## [YOUR INSTRUCTIONS]
Which lines hold the word "frictional"? Copy each of them from the material.
------ RECORDS FOR THIS EXERCISE
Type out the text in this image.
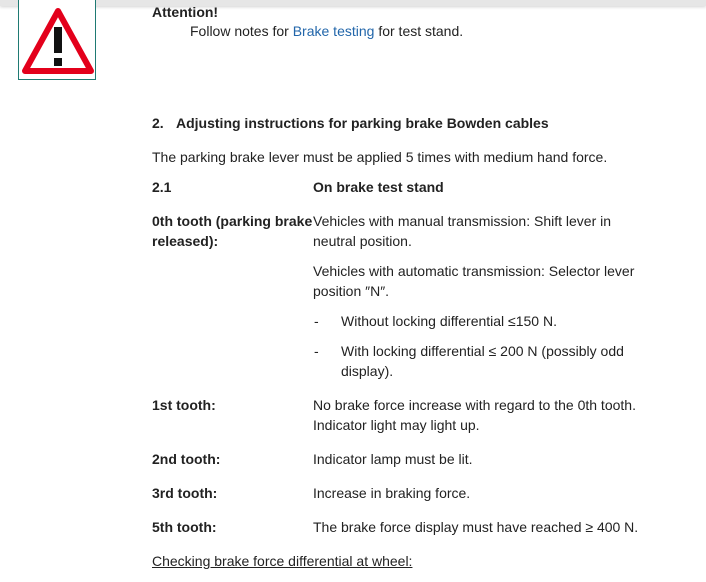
Attention!
Follow notes for Brake testing for test stand.
2. Adjusting instructions for parking brake Bowden cables
The parking brake lever must be applied 5 times with medium hand force.
2.1	On brake test stand
0th tooth (parking brake
released):
Vehicles with manual transmission: Shift lever in
neutral position.
Vehicles with automatic transmission: Selector lever
position ″N″.
- Without locking differential ≤150 N.
- With locking differential ≤ 200 N (possibly odd
display).
1st tooth:	No brake force increase with regard to the 0th tooth.
Indicator light may light up.
2nd tooth:	Indicator lamp must be lit.
3rd tooth:	Increase in braking force.
5th tooth:	The brake force display must have reached ≥ 400 N.
Checking brake force differential at wheel:
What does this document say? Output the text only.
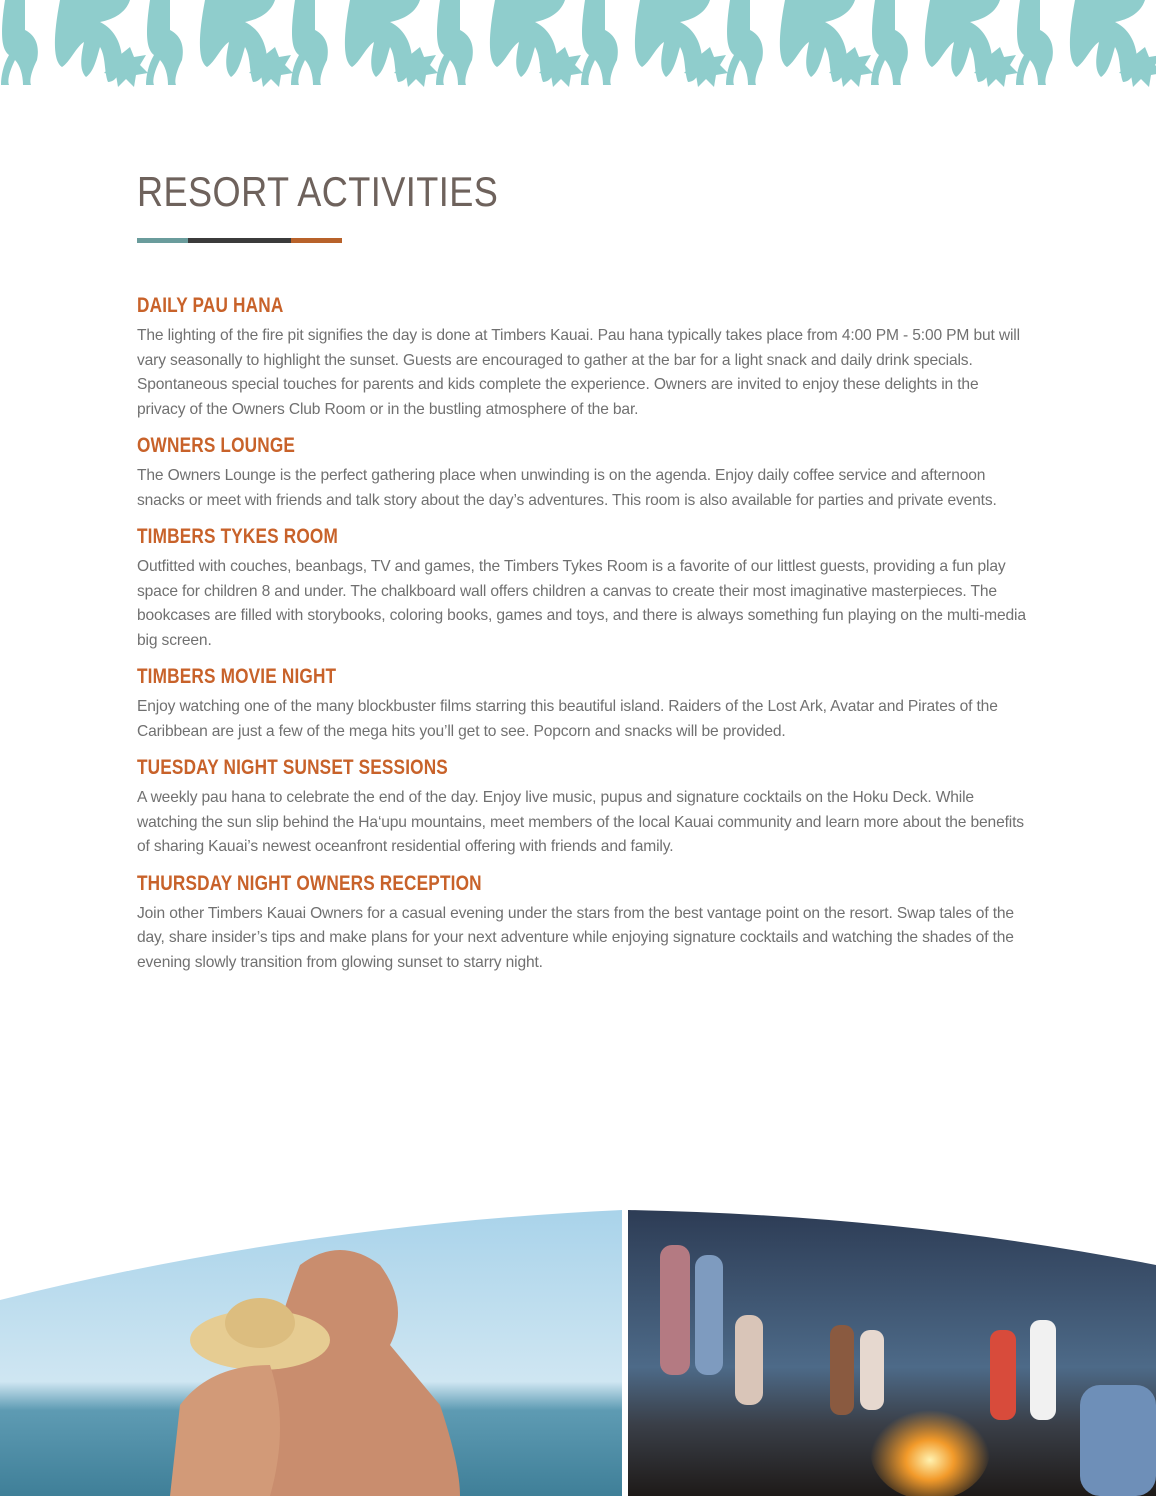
RESORT ACTIVITIES
DAILY PAU HANA

The lighting of the fire pit signifies the day is done at Timbers Kauai. Pau hana typically takes place from 4:00 PM - 5:00 PM but will vary seasonally to highlight the sunset. Guests are encouraged to gather at the bar for a light snack and daily drink specials. Spontaneous special touches for parents and kids complete the experience. Owners are invited to enjoy these delights in the privacy of the Owners Club Room or in the bustling atmosphere of the bar.

OWNERS LOUNGE

The Owners Lounge is the perfect gathering place when unwinding is on the agenda. Enjoy daily coffee service and afternoon snacks or meet with friends and talk story about the day’s adventures. This room is also available for parties and private events.

TIMBERS TYKES ROOM

Outfitted with couches, beanbags, TV and games, the Timbers Tykes Room is a favorite of our littlest guests, providing a fun play space for children 8 and under. The chalkboard wall offers children a canvas to create their most imaginative masterpieces. The bookcases are filled with storybooks, coloring books, games and toys, and there is always something fun playing on the multi-media big screen.

TIMBERS MOVIE NIGHT

Enjoy watching one of the many blockbuster films starring this beautiful island. Raiders of the Lost Ark, Avatar and Pirates of the Caribbean are just a few of the mega hits you’ll get to see. Popcorn and snacks will be provided.

TUESDAY NIGHT SUNSET SESSIONS

A weekly pau hana to celebrate the end of the day. Enjoy live music, pupus and signature cocktails on the Hoku Deck. While watching the sun slip behind the Ha‘upu mountains, meet members of the local Kauai community and learn more about the benefits of sharing Kauai’s newest oceanfront residential offering with friends and family.

THURSDAY NIGHT OWNERS RECEPTION

Join other Timbers Kauai Owners for a casual evening under the stars from the best vantage point on the resort. Swap tales of the day, share insider’s tips and make plans for your next adventure while enjoying signature cocktails and watching the shades of the evening slowly transition from glowing sunset to starry night.
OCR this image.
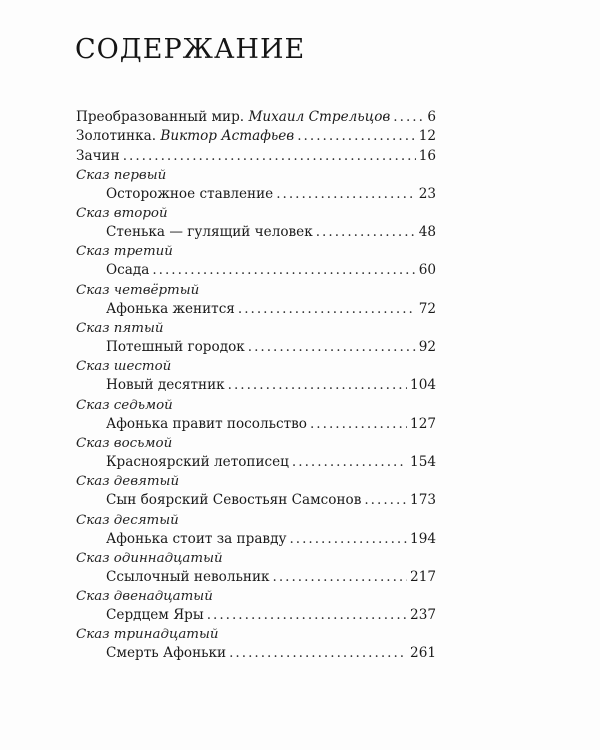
СОДЕРЖАНИЕ
Преобразованный мир. Михаил Стрельцов .....	6
Золотинка. Виктор Астафьев .....	12
Зачин .....	16
Сказ первый
Осторожное ставление .....	23
Сказ второй
Стенька — гулящий человек .....	48
Сказ третий
Осада .....	60
Сказ четвёртый
Афонька женится .....	72
Сказ пятый
Потешный городок .....	92
Сказ шестой
Новый десятник .....	104
Сказ седьмой
Афонька правит посольство .....	127
Сказ восьмой
Красноярский летописец .....	154
Сказ девятый
Сын боярский Севостьян Самсонов .....	173
Сказ десятый
Афонька стоит за правду .....	194
Сказ одиннадцатый
Ссылочный невольник .....	217
Сказ двенадцатый
Сердцем Яры .....	237
Сказ тринадцатый
Смерть Афоньки .....	261
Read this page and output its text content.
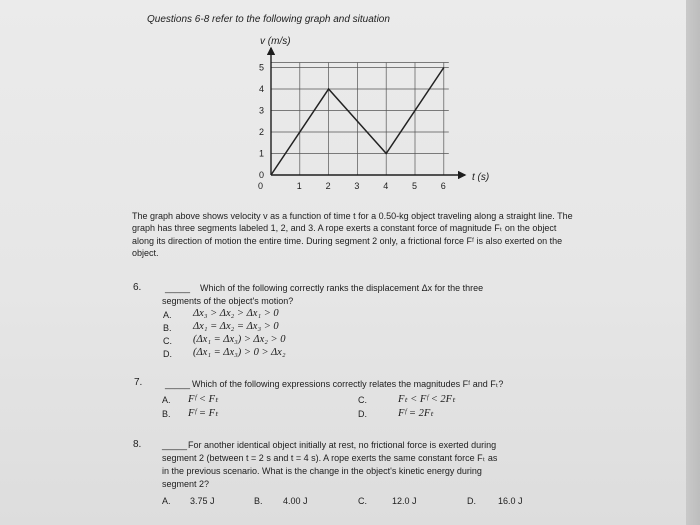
Questions 6-8 refer to the following graph and situation
0	1	2	3	4	5	6
1
2
3
4
5
0
v (m/s)
t (s)
The graph above shows velocity v as a function of time t for a 0.50-kg object traveling along a straight line. The graph has three segments labeled 1, 2, and 3. A rope exerts a constant force of magnitude Fₜ on the object along its direction of motion the entire time. During segment 2 only, a frictional force Fᶠ is also exerted on the object.
6.	_____ Which of the following correctly ranks the displacement Δx for the three
segments of the object's motion?
A. Δx₃ > Δx₂ > Δx₁ > 0
B. Δx₁ = Δx₂ = Δx₃ > 0
C. (Δx₁ = Δx₃) > Δx₂ > 0
D. (Δx₁ = Δx₃) > 0 > Δx₂
7.	_____ Which of the following expressions correctly relates the magnitudes Fᶠ and Fₜ?
A. Fᶠ < Fₜ
B. Fᶠ = Fₜ
C.	Fₜ < Fᶠ < 2Fₜ
D.	Fᶠ = 2Fₜ
8. _____ For another identical object initially at rest, no frictional force is exerted during
segment 2 (between t = 2 s and t = 4 s). A rope exerts the same constant force Fₜ as
in the previous scenario. What is the change in the object's kinetic energy during
segment 2?
A. 3.75 J	B. 4.00 J	C.	12.0 J	D. 16.0 J
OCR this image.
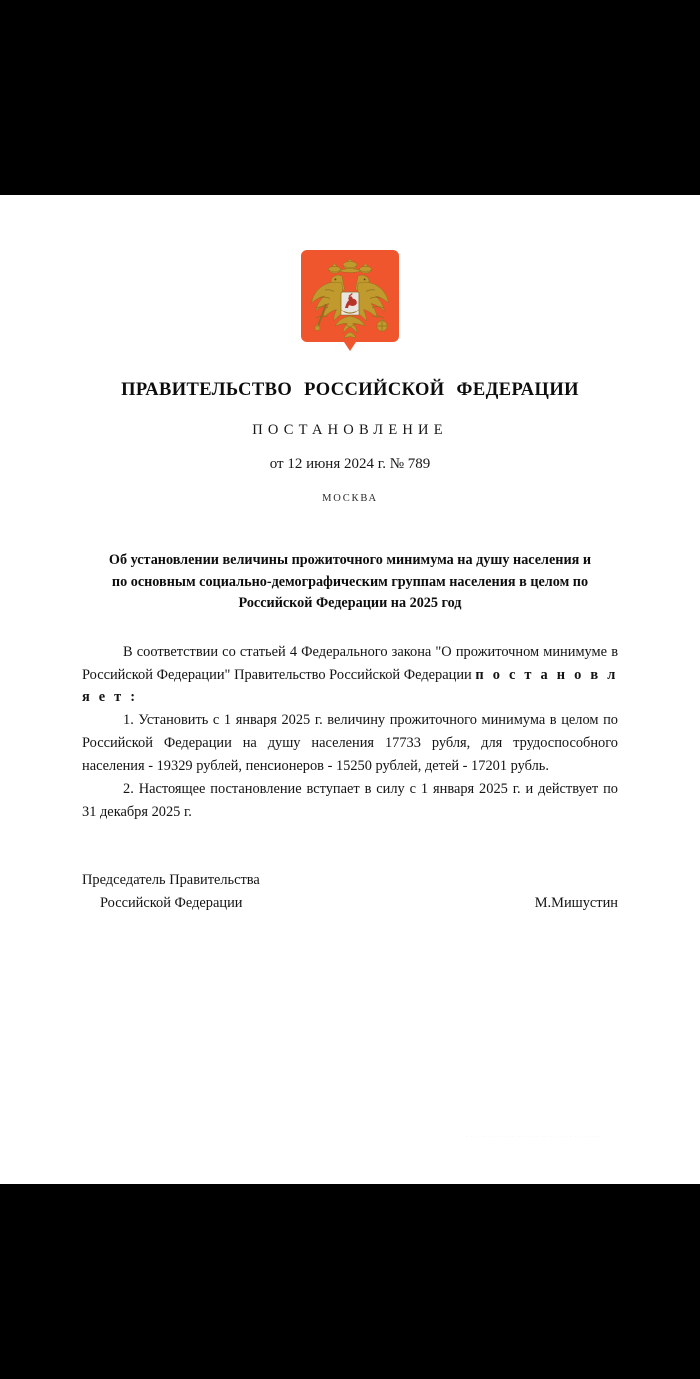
ПРАВИТЕЛЬСТВО РОССИЙСКОЙ ФЕДЕРАЦИИ
ПОСТАНОВЛЕНИЕ
от 12 июня 2024 г. № 789
МОСКВА
Об установлении величины прожиточного минимума на душу населения и по основным социально-демографическим группам населения в целом по Российской Федерации на 2025 год

В соответствии со статьей 4 Федерального закона "О прожиточном минимуме в Российской Федерации" Правительство Российской Федерации п о с т а н о в л я е т :

1. Установить с 1 января 2025 г. величину прожиточного минимума в целом по Российской Федерации на душу населения 17733 рубля, для трудоспособного населения - 19329 рублей, пенсионеров - 15250 рублей, детей - 17201 рубль.

2. Настоящее постановление вступает в силу с 1 января 2025 г. и действует по 31 декабря 2025 г.

Председатель Правительства
Российской Федерации	М.Мишустин
· · ·· · ·· ···· ··· ·· ·· ····· ··· ··· ··· · ··· ·· ····
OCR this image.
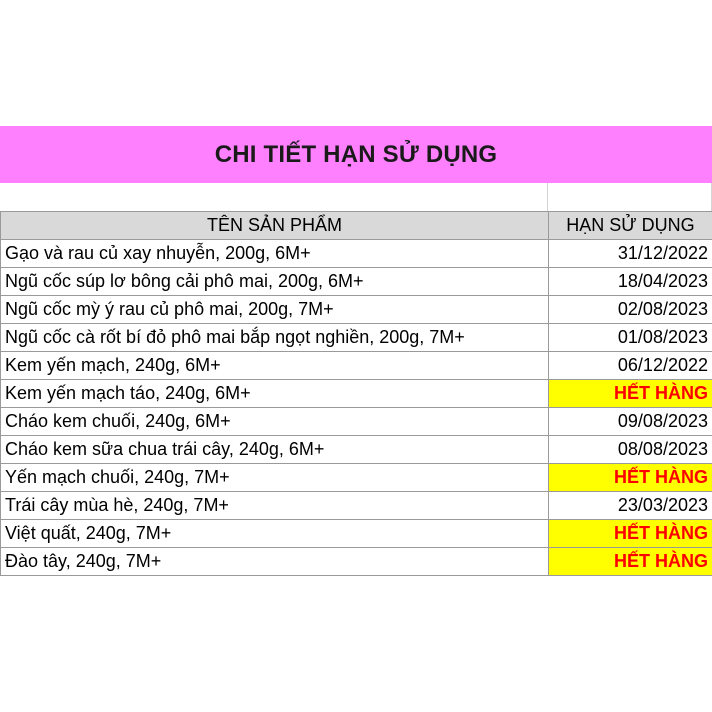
CHI TIẾT HẠN SỬ DỤNG
TÊN SẢN PHẨM	HẠN SỬ DỤNG
Gạo và rau củ xay nhuyễn, 200g, 6M+	31/12/2022
Ngũ cốc súp lơ bông cải phô mai, 200g, 6M+	18/04/2023
Ngũ cốc mỳ ý rau củ phô mai, 200g, 7M+	02/08/2023
Ngũ cốc cà rốt bí đỏ phô mai bắp ngọt nghiền, 200g, 7M+	01/08/2023
Kem yến mạch, 240g, 6M+	06/12/2022
Kem yến mạch táo, 240g, 6M+	HẾT HÀNG
Cháo kem chuối, 240g, 6M+	09/08/2023
Cháo kem sữa chua trái cây, 240g, 6M+	08/08/2023
Yến mạch chuối, 240g, 7M+	HẾT HÀNG
Trái cây mùa hè, 240g, 7M+	23/03/2023
Việt quất, 240g, 7M+	HẾT HÀNG
Đào tây, 240g, 7M+	HẾT HÀNG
------------
## [TASK OUTPUT]
The graph above shows velocity v as a function of time t for a 0.50-kg object traveling along a straight line. The graph has three segments labeled 1, 2, and 3. A rope exerts a constant force of magnitude Fₜ on the object along its direction of motion the entire time. During segment 2 only, a frictional force Fᶠ is also exerted on the object.
8. _____ For another identical object initially at rest, no frictional force is exerted during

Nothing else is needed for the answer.